Dataset listings of figures
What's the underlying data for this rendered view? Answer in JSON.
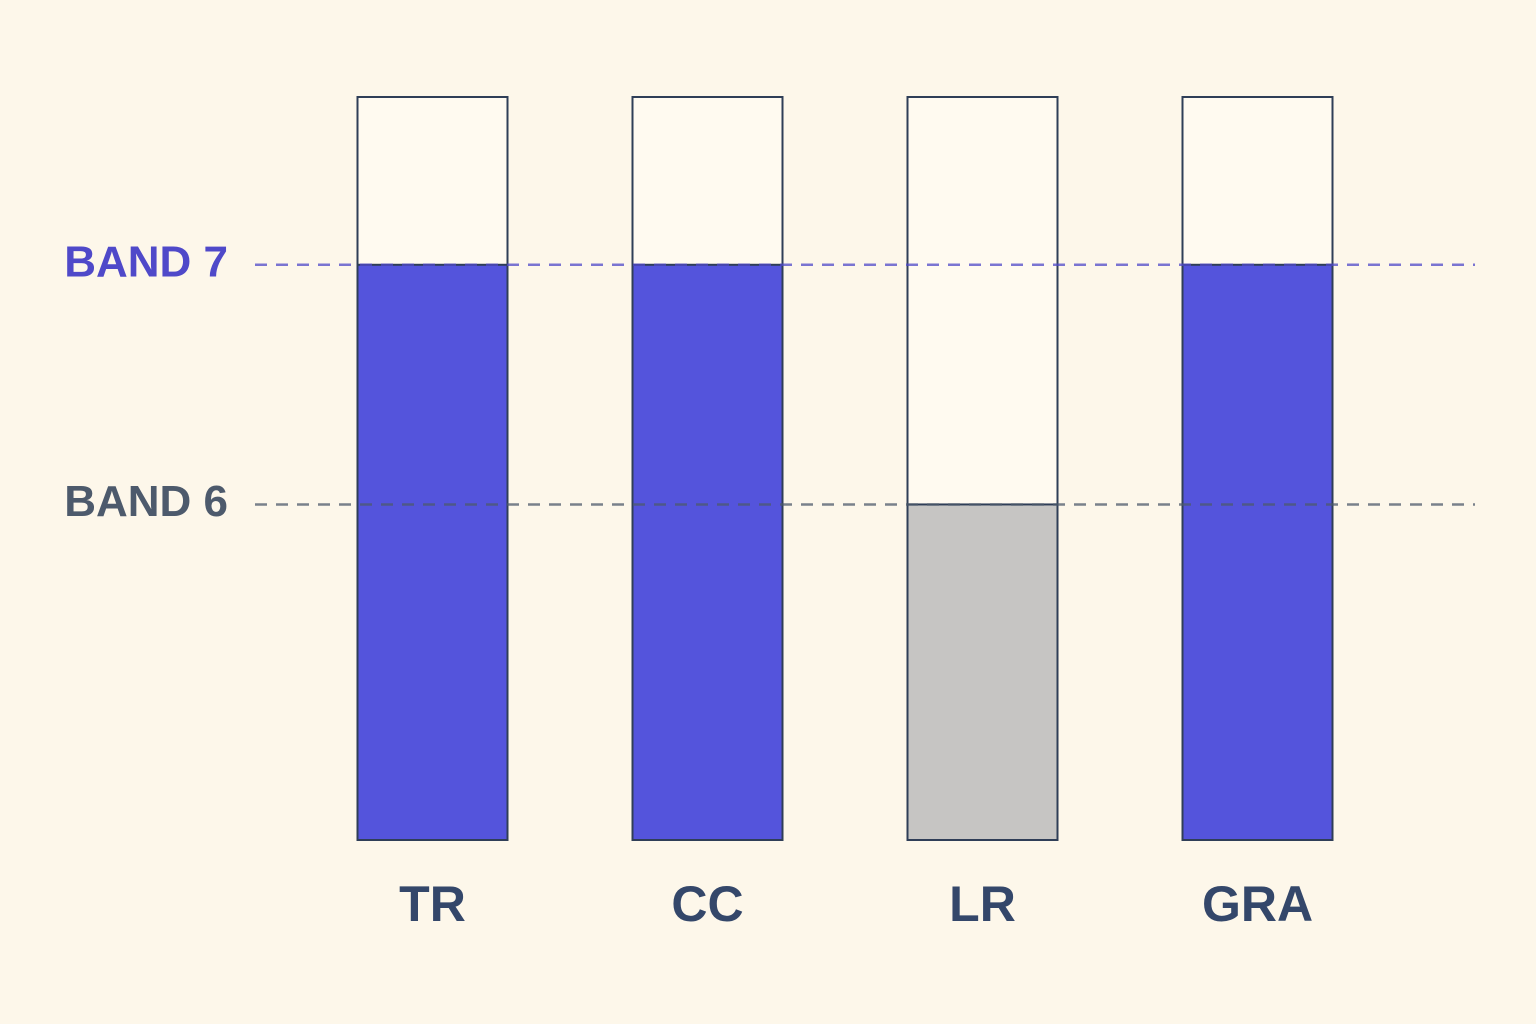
{
  "chart_data": {
    "type": "bar",
    "categories": [
      "TR",
      "CC",
      "LR",
      "GRA"
    ],
    "values": [
      7,
      7,
      6,
      7
    ],
    "colors": [
      "#5454dc",
      "#5454dc",
      "#c6c5c3",
      "#5454dc"
    ],
    "ylim": [
      4.6,
      7.7
    ],
    "reference_lines": [
      {
        "value": 7,
        "label": "BAND 7",
        "color": "#4f49c9"
      },
      {
        "value": 6,
        "label": "BAND 6",
        "color": "#4d5a6c"
      }
    ]
  }
}
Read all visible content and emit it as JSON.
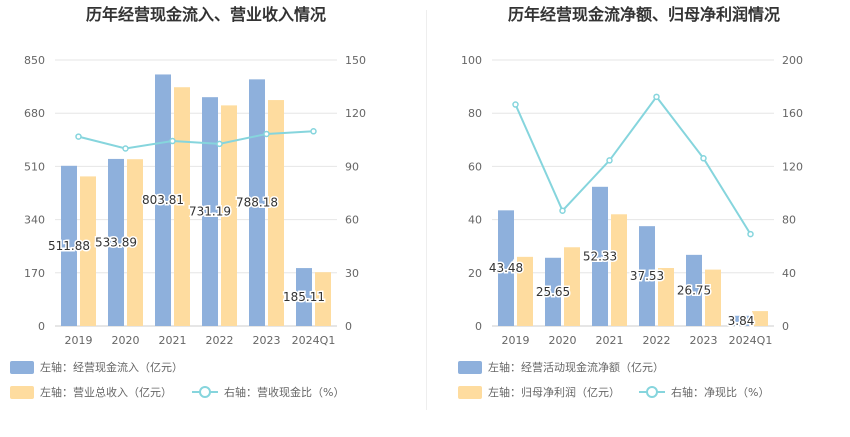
{
  "charts": [
    {
      "title": "历年经营现金流入、营业收入情况",
      "chart_data": {
        "type": "bar",
        "categories": [
          "2019",
          "2020",
          "2021",
          "2022",
          "2023",
          "2024Q1"
        ],
        "y_left": {
          "ylim": [
            0,
            850
          ],
          "ticks": [
            "0",
            "170",
            "340",
            "510",
            "680",
            "850"
          ]
        },
        "y_right": {
          "ylim": [
            0,
            150
          ],
          "ticks": [
            "0",
            "30",
            "60",
            "90",
            "120",
            "150"
          ]
        },
        "series": [
          {
            "name": "左轴：经营现金流入（亿元）",
            "axis": "left",
            "kind": "bar",
            "color": "#8eb0dc",
            "values": [
              511.88,
              533.89,
              803.81,
              731.19,
              788.18,
              185.11
            ],
            "labels": [
              "511.88",
              "533.89",
              "803.81",
              "731.19",
              "788.18",
              "185.11"
            ]
          },
          {
            "name": "左轴：营业总收入（亿元）",
            "axis": "left",
            "kind": "bar",
            "color": "#fedc9f",
            "values": [
              478,
              533,
              763,
              705,
              722,
              172
            ]
          },
          {
            "name": "右轴：营收现金比（%）",
            "axis": "right",
            "kind": "line",
            "color": "#86d5dd",
            "values": [
              106.8,
              100.1,
              104.3,
              102.7,
              108.3,
              109.8
            ]
          }
        ]
      }
    },
    {
      "title": "历年经营现金流净额、归母净利润情况",
      "chart_data": {
        "type": "bar",
        "categories": [
          "2019",
          "2020",
          "2021",
          "2022",
          "2023",
          "2024Q1"
        ],
        "y_left": {
          "ylim": [
            0,
            100
          ],
          "ticks": [
            "0",
            "20",
            "40",
            "60",
            "80",
            "100"
          ]
        },
        "y_right": {
          "ylim": [
            0,
            200
          ],
          "ticks": [
            "0",
            "40",
            "80",
            "120",
            "160",
            "200"
          ]
        },
        "series": [
          {
            "name": "左轴：经营活动现金流净额（亿元）",
            "axis": "left",
            "kind": "bar",
            "color": "#8eb0dc",
            "values": [
              43.48,
              25.65,
              52.33,
              37.53,
              26.75,
              3.84
            ],
            "labels": [
              "43.48",
              "25.65",
              "52.33",
              "37.53",
              "26.75",
              "3.84"
            ]
          },
          {
            "name": "左轴：归母净利润（亿元）",
            "axis": "left",
            "kind": "bar",
            "color": "#fedc9f",
            "values": [
              26,
              29.6,
              42,
              21.8,
              21.2,
              5.6
            ]
          },
          {
            "name": "右轴：净现比（%）",
            "axis": "right",
            "kind": "line",
            "color": "#86d5dd",
            "values": [
              166.5,
              86.7,
              124.5,
              172.3,
              126.1,
              69.1
            ]
          }
        ]
      }
    }
  ]
}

> **Requirement**: Search the lines for "title". Copy each line that has it.

> **Output of the exercise**:
      "title": "历年经营现金流入、营业收入情况",
      "title": "历年经营现金流净额、归母净利润情况",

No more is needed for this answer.